▸ What you have to do: Locate every line that holds the string "name" and copy it.

Entries with figure data:
** START **

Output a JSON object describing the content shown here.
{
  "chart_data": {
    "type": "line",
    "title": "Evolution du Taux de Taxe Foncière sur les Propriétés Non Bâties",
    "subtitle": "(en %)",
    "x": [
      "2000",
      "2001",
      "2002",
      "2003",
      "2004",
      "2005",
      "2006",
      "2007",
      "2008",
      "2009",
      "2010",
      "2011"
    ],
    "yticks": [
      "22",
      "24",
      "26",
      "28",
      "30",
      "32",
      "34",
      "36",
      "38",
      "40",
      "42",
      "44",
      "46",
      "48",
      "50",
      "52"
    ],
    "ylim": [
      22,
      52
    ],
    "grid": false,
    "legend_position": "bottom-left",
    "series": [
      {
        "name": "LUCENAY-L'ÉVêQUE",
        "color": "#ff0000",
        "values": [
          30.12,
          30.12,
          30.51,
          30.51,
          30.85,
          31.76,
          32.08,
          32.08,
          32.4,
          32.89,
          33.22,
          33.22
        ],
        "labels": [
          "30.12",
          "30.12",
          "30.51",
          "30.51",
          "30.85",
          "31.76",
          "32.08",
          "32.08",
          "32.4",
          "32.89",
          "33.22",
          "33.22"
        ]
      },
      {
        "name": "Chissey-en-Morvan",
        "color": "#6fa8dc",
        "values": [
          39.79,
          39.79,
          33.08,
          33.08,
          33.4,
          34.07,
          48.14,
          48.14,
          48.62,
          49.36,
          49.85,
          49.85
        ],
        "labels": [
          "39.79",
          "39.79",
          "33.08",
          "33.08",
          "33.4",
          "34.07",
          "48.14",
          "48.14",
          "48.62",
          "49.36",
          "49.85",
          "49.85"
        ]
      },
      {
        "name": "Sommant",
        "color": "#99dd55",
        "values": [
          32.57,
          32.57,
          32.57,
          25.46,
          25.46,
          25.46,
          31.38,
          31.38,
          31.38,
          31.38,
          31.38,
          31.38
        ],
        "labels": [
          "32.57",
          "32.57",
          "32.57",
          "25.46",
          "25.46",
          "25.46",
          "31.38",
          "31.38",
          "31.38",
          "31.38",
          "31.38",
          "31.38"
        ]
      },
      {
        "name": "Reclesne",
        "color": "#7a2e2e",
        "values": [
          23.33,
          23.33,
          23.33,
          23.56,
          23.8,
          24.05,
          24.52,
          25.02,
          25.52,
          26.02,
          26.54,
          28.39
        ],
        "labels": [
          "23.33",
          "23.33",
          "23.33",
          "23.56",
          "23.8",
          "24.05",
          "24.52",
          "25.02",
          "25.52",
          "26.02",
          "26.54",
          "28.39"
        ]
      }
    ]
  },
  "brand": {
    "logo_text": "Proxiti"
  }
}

** END **

▸ Expected output:
        "name": "LUCENAY-L'ÉVêQUE",
        "name": "Chissey-en-Morvan",
        "name": "Sommant",
        "name": "Reclesne",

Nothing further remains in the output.